▶ _PROBLEM TO SOLVE_
Type the records out again in full, exactly.

▶ _RECORDS PROVIDED_
— Start —

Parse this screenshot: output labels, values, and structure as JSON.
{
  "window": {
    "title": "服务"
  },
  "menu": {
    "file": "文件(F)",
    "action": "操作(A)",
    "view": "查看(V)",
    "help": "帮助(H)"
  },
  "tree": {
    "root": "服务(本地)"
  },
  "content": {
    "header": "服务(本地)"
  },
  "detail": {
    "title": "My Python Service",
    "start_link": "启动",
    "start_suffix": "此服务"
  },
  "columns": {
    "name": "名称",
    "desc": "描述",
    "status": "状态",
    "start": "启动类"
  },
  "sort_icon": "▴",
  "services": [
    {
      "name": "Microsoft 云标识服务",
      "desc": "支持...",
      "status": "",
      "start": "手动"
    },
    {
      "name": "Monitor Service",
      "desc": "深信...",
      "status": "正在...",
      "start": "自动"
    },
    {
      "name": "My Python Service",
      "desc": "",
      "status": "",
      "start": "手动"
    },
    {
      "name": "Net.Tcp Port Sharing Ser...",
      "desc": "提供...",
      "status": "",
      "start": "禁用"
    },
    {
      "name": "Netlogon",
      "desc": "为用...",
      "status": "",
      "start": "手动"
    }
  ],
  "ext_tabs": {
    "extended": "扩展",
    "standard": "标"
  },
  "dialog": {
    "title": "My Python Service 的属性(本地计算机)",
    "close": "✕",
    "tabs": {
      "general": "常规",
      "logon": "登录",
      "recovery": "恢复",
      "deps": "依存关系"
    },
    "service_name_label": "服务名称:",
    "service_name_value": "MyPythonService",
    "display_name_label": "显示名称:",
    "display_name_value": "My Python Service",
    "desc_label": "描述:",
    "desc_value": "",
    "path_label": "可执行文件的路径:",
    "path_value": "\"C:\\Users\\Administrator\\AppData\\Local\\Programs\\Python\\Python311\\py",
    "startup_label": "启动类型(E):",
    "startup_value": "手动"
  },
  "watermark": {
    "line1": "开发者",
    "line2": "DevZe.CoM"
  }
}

— End —

▶ _RESPONSE TO THE TASK_
Parse this screenshot: output labels, values, and structure as JSON.
{
  "window": {
    "title": "服务"
  },
  "menu": {
    "file": "文件(F)",
    "action": "操作(A)",
    "view": "查看(V)",
    "help": "帮助(H)"
  },
  "tree": {
    "root": "服务(本地)"
  },
  "content": {
    "header": "服务(本地)"
  },
  "detail": {
    "title": "My Python Service",
    "start_link": "启动",
    "start_suffix": "此服务"
  },
  "columns": {
    "name": "名称",
    "desc": "描述",
    "status": "状态",
    "start": "启动类"
  },
  "sort_icon": "▴",
  "services": [
    {
      "name": "Microsoft 云标识服务",
      "desc": "支持...",
      "status": "",
      "start": "手动"
    },
    {
      "name": "Monitor Service",
      "desc": "深信...",
      "status": "正在...",
      "start": "自动"
    },
    {
      "name": "My Python Service",
      "desc": "",
      "status": "",
      "start": "手动"
    },
    {
      "name": "Net.Tcp Port Sharing Ser...",
      "desc": "提供...",
      "status": "",
      "start": "禁用"
    },
    {
      "name": "Netlogon",
      "desc": "为用...",
      "status": "",
      "start": "手动"
    }
  ],
  "ext_tabs": {
    "extended": "扩展",
    "standard": "标"
  },
  "dialog": {
    "title": "My Python Service 的属性(本地计算机)",
    "close": "✕",
    "tabs": {
      "general": "常规",
      "logon": "登录",
      "recovery": "恢复",
      "deps": "依存关系"
    },
    "service_name_label": "服务名称:",
    "service_name_value": "MyPythonService",
    "display_name_label": "显示名称:",
    "display_name_value": "My Python Service",
    "desc_label": "描述:",
    "desc_value": "",
    "path_label": "可执行文件的路径:",
    "path_value": "\"C:\\Users\\Administrator\\AppData\\Local\\Programs\\Python\\Python311\\py",
    "startup_label": "启动类型(E):",
    "startup_value": "手动"
  },
  "watermark": {
    "line1": "开发者",
    "line2": "DevZe.CoM"
  }
}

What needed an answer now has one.